GIVEN TASK =
Report only the number of lines in this material that include the string "计算机科学与技术".

EXTRACTED ENTRIES =
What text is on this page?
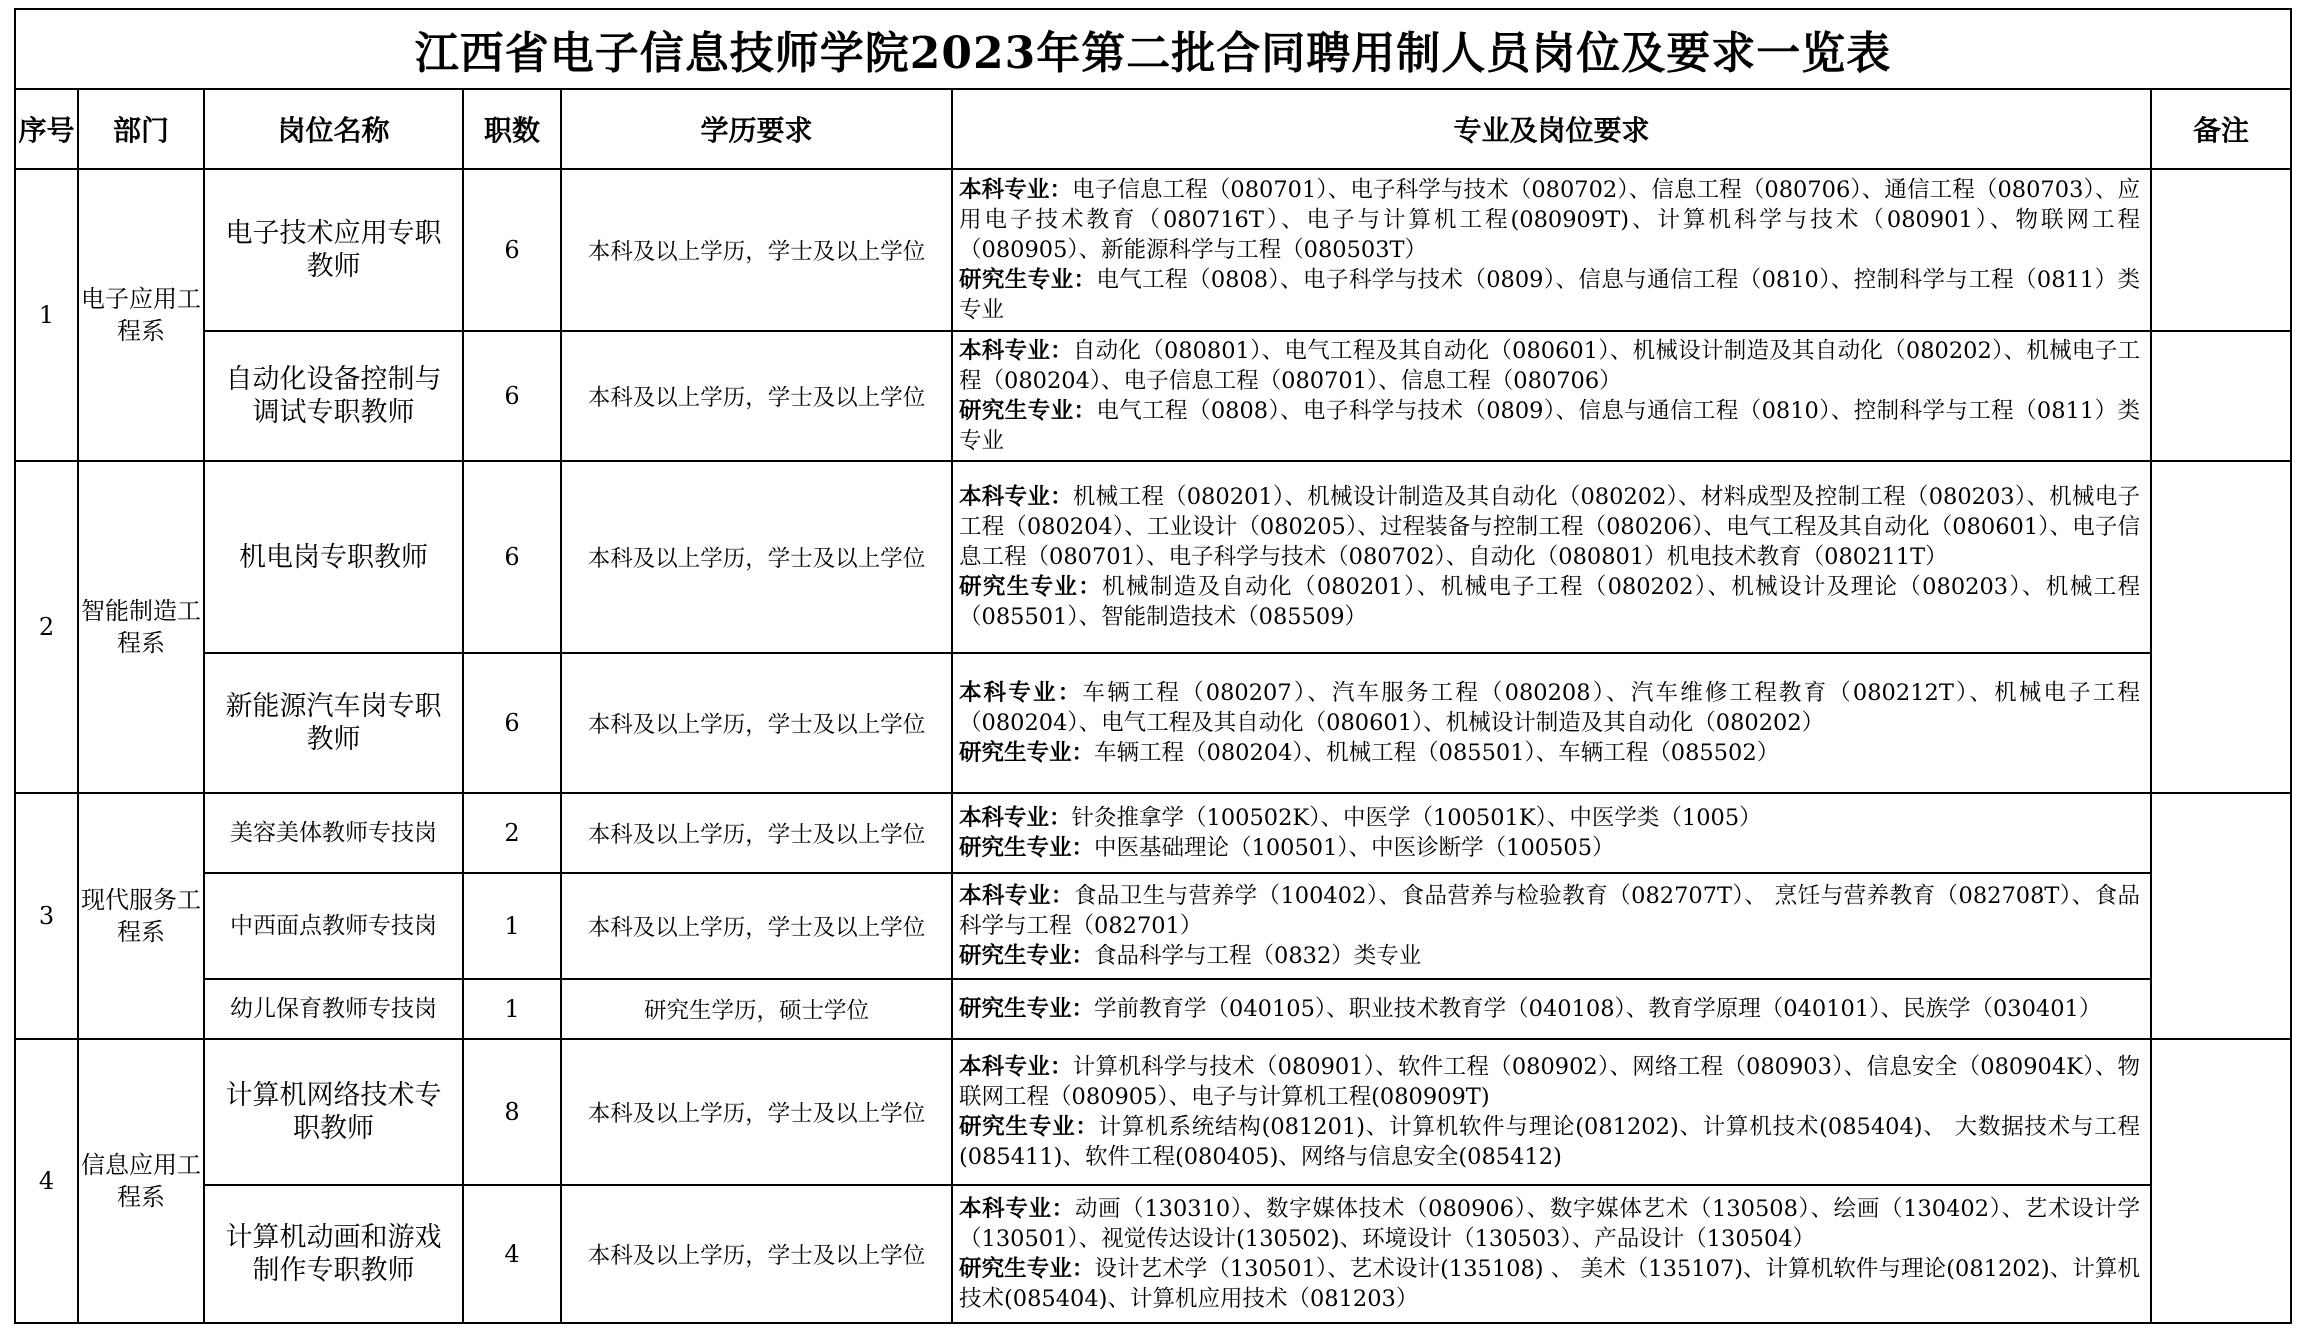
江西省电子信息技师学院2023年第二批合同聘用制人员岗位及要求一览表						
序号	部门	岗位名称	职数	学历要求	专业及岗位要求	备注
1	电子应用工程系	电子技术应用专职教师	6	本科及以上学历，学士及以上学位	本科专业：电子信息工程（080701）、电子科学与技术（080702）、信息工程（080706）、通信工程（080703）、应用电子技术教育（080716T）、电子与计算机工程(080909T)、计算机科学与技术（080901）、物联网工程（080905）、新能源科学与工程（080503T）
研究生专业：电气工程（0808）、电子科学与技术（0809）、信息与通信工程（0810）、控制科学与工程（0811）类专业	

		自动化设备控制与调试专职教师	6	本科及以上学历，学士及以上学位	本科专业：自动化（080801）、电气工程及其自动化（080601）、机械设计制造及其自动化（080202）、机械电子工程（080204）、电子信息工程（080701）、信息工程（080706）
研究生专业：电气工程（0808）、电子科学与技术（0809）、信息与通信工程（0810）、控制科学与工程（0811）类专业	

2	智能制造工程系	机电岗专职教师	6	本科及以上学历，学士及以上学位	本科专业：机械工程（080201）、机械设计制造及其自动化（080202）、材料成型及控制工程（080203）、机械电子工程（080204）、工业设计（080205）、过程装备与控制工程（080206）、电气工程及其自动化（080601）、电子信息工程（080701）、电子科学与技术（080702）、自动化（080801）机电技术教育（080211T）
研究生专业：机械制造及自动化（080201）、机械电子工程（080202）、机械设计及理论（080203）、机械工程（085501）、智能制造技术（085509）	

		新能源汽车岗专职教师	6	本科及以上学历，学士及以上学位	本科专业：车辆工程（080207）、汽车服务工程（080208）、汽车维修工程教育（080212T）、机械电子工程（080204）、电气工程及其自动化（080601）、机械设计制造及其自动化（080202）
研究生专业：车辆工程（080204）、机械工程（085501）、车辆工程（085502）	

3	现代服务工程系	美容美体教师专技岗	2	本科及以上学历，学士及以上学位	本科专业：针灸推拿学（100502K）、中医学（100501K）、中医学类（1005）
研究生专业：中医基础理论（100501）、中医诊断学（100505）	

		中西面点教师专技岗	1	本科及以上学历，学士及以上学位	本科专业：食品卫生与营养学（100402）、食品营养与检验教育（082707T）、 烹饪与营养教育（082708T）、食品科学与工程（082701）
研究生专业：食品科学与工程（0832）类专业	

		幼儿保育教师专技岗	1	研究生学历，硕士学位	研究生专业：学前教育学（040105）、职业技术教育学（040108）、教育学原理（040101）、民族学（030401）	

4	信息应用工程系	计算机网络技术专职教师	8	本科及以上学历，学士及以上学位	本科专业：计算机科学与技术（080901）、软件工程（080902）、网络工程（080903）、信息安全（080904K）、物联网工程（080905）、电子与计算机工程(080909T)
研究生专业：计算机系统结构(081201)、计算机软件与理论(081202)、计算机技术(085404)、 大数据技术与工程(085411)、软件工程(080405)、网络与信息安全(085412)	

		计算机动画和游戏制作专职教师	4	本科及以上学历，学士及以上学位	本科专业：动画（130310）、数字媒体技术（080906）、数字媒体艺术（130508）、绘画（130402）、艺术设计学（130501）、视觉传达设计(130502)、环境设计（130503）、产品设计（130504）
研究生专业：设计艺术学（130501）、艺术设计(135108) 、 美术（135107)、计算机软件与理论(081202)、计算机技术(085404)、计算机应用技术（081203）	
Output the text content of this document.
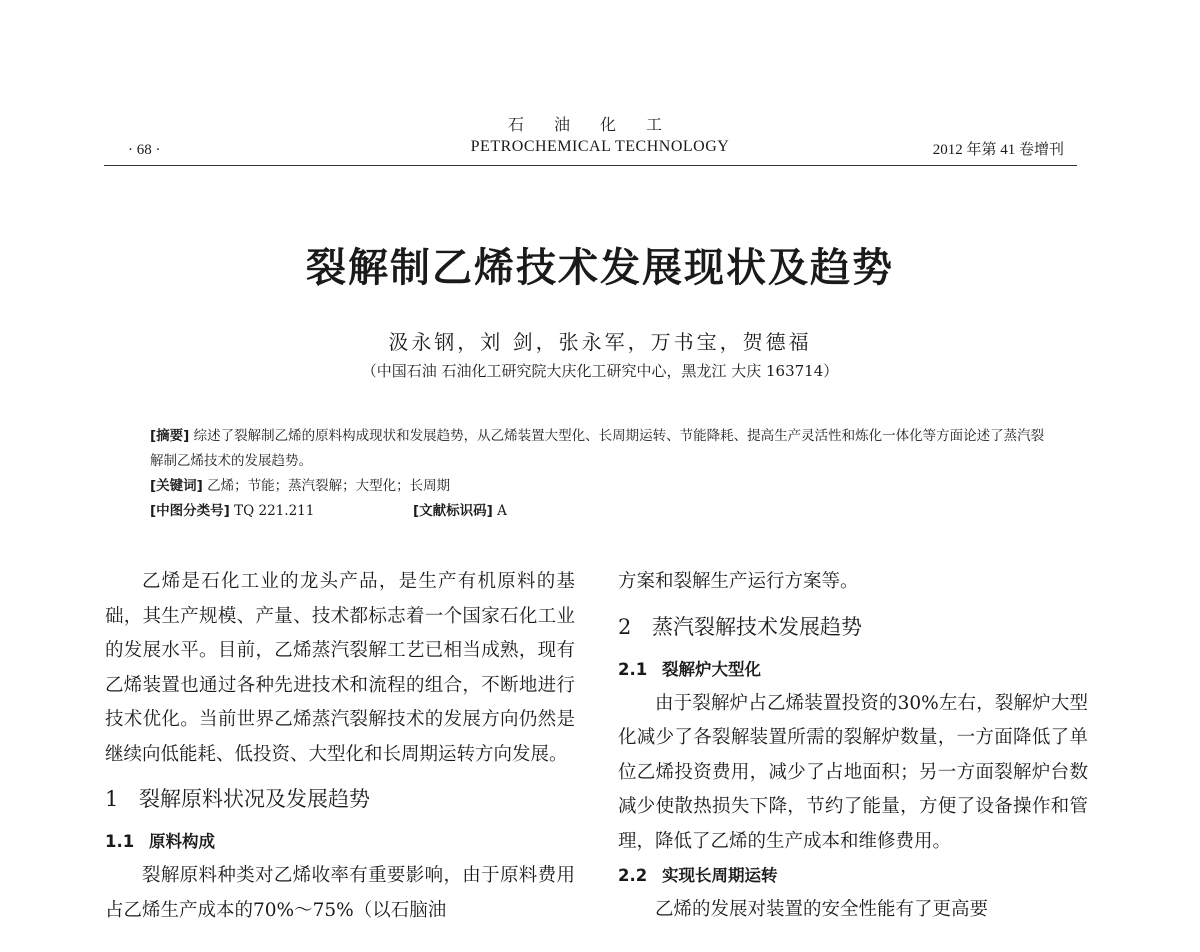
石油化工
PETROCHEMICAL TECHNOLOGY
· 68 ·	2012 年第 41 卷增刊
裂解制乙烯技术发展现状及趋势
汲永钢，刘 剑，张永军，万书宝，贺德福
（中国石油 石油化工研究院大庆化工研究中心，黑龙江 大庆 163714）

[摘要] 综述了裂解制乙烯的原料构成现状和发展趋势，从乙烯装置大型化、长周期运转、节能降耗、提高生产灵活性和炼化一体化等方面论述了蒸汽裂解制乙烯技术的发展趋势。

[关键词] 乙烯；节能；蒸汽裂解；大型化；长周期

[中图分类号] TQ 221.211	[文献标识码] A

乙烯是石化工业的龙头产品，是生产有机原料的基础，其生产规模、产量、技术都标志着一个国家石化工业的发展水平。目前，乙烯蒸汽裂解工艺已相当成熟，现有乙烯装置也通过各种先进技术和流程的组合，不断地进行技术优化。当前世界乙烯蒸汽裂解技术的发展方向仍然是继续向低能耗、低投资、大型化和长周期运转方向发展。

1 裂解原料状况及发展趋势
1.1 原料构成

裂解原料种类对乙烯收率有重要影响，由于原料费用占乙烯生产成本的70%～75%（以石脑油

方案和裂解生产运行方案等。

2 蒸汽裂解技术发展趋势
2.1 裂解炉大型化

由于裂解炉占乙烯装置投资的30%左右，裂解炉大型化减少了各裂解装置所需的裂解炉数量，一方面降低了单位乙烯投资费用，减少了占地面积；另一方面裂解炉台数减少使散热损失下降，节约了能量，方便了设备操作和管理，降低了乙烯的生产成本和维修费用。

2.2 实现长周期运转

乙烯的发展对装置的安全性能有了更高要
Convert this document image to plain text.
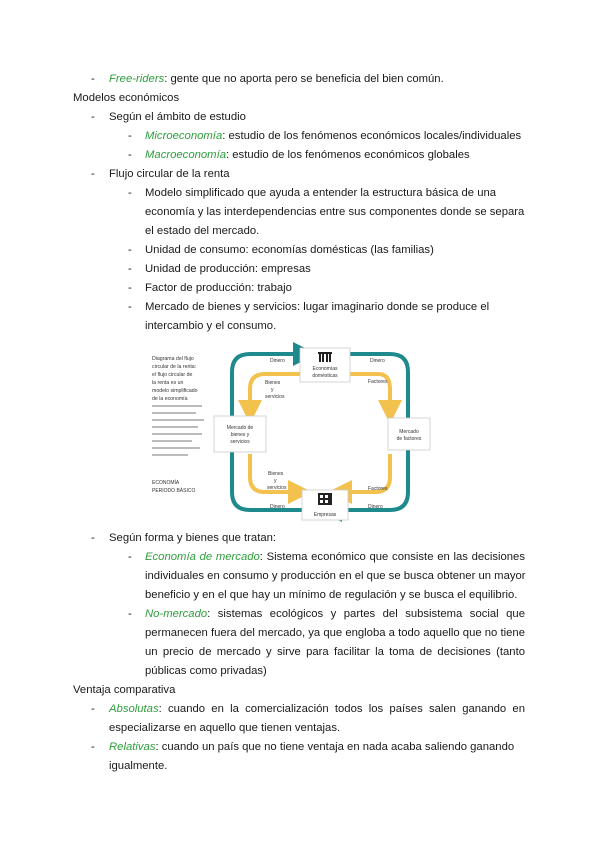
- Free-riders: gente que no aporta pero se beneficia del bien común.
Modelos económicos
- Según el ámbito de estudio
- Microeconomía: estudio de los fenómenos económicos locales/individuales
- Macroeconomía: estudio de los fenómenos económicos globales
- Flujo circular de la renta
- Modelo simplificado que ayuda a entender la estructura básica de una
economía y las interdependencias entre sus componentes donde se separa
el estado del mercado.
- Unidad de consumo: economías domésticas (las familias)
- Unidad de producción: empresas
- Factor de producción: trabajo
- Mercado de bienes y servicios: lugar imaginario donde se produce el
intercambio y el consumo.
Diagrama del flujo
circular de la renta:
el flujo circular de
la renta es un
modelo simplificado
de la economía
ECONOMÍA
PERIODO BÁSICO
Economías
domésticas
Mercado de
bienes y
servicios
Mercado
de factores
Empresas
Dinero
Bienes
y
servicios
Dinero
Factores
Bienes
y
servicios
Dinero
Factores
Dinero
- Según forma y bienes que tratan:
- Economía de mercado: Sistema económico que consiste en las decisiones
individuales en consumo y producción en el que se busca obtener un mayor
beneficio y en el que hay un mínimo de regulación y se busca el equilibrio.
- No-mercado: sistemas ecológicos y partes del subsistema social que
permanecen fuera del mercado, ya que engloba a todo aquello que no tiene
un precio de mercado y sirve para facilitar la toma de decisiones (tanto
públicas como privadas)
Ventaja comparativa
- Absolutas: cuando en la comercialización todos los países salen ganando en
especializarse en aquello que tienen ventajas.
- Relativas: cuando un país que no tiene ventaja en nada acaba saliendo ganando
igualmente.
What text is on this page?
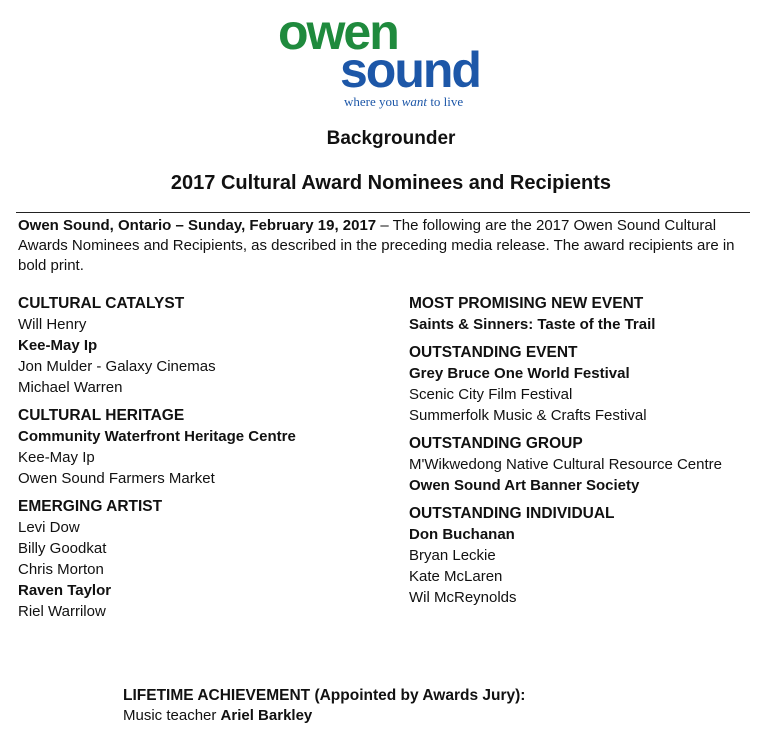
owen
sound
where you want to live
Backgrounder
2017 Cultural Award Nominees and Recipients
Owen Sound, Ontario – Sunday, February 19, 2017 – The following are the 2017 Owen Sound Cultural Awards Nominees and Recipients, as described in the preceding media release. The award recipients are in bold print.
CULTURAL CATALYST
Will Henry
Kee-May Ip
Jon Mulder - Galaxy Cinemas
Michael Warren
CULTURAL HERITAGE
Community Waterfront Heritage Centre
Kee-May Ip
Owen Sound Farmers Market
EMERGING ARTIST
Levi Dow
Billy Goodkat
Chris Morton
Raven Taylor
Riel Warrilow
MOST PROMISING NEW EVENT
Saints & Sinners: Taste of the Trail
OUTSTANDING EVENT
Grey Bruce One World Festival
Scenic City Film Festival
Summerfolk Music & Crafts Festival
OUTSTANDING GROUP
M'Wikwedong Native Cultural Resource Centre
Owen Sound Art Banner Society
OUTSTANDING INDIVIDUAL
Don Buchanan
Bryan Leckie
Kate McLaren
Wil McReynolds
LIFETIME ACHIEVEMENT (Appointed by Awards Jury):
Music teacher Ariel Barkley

WRITTEN RESPONSE =
2